> _Chart and figure data_
• • •

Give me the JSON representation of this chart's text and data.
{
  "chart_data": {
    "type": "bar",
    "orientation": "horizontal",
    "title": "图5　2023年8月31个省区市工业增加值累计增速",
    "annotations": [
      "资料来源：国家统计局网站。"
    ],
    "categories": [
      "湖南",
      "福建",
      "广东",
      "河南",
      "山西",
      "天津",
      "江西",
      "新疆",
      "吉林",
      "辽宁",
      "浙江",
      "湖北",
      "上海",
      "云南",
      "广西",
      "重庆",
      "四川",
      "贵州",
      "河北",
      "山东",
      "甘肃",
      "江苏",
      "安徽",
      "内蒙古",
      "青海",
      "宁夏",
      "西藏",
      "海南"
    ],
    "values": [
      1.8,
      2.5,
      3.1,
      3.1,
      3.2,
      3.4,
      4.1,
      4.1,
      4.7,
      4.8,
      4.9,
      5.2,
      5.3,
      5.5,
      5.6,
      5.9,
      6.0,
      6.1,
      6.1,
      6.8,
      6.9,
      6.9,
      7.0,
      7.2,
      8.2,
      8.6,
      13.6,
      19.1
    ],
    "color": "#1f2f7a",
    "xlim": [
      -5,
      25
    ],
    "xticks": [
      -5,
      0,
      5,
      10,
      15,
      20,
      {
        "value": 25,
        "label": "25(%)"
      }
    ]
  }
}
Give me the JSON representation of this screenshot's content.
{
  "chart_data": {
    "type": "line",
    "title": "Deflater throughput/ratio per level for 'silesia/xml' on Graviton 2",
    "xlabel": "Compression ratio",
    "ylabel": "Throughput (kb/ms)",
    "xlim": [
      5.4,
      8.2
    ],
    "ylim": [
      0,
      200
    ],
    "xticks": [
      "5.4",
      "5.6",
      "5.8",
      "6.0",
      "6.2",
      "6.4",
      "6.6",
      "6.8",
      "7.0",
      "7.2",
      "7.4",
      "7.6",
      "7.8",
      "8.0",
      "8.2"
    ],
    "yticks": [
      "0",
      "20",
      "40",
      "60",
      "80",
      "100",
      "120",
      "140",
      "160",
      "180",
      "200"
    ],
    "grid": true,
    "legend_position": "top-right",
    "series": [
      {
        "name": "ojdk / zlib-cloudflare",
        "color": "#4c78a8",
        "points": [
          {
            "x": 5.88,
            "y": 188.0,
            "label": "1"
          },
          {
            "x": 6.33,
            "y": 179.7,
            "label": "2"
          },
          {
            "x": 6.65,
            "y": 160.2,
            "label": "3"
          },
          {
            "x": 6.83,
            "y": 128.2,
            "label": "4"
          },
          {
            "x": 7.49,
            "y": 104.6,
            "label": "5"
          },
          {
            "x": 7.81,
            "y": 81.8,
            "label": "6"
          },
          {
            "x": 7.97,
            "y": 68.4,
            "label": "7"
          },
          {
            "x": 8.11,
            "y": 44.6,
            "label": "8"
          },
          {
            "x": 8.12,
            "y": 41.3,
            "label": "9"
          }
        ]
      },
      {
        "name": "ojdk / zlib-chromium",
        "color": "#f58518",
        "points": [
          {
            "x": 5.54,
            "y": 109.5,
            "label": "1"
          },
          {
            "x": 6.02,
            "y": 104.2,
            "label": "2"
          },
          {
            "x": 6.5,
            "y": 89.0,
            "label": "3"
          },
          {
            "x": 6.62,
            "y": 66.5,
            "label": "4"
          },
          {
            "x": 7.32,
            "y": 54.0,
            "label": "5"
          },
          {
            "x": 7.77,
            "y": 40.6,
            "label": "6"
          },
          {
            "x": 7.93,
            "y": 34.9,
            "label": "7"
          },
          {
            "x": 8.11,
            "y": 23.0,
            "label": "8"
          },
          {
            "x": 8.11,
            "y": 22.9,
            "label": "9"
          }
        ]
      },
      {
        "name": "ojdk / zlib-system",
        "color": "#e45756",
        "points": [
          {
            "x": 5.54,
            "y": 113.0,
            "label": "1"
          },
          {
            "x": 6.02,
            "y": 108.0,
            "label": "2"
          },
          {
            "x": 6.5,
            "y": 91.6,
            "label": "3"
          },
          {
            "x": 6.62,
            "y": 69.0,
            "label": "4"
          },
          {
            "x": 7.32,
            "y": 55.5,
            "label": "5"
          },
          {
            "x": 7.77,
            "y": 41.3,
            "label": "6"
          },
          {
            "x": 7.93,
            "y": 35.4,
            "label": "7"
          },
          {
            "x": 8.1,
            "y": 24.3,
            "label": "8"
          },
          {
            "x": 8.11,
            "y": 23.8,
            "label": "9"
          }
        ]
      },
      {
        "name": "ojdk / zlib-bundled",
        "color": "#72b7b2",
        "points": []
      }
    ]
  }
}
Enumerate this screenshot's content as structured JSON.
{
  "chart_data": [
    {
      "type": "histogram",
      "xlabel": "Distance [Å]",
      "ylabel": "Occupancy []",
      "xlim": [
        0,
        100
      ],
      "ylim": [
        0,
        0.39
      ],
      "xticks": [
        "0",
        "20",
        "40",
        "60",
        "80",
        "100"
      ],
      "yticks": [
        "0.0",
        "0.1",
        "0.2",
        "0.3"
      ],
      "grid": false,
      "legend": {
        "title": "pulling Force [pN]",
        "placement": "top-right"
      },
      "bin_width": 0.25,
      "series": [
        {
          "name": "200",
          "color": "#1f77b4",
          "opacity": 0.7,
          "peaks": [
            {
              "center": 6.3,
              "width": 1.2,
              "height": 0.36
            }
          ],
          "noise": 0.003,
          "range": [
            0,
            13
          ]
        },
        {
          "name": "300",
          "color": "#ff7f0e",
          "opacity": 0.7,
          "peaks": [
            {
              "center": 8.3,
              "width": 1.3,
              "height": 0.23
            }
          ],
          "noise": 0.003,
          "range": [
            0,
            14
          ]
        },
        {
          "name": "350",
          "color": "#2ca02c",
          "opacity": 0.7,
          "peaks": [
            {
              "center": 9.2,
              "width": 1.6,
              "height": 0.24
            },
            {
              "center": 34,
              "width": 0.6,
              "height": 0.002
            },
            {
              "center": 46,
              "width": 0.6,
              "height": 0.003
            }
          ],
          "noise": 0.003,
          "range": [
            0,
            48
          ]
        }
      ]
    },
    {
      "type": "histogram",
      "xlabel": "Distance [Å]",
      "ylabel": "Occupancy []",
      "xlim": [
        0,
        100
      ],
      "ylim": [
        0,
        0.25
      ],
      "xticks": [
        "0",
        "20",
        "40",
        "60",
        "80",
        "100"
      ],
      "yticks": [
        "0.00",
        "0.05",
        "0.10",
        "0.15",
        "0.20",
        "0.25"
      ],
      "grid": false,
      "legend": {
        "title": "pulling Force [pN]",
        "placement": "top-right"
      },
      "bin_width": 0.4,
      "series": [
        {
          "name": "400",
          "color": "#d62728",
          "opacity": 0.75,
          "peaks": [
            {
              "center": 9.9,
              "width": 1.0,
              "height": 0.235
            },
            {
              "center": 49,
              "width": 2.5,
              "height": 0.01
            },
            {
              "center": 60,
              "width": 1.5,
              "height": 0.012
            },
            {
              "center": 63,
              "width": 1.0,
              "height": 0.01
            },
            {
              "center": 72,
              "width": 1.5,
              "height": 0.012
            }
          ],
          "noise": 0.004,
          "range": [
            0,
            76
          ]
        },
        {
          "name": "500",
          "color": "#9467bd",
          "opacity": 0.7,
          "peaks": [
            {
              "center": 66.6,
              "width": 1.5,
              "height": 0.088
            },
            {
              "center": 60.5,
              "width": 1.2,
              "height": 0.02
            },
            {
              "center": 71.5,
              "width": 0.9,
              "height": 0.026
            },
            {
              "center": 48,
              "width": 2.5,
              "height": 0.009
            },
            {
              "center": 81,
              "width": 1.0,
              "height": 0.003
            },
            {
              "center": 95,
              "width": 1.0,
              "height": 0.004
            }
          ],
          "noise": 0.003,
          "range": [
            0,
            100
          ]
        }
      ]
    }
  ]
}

• • •

> _WHAT IS EXPECTED_
Give the number of lines in the entries that hold the word "zlib", and nothing else.

> _THE RESPONSE_
4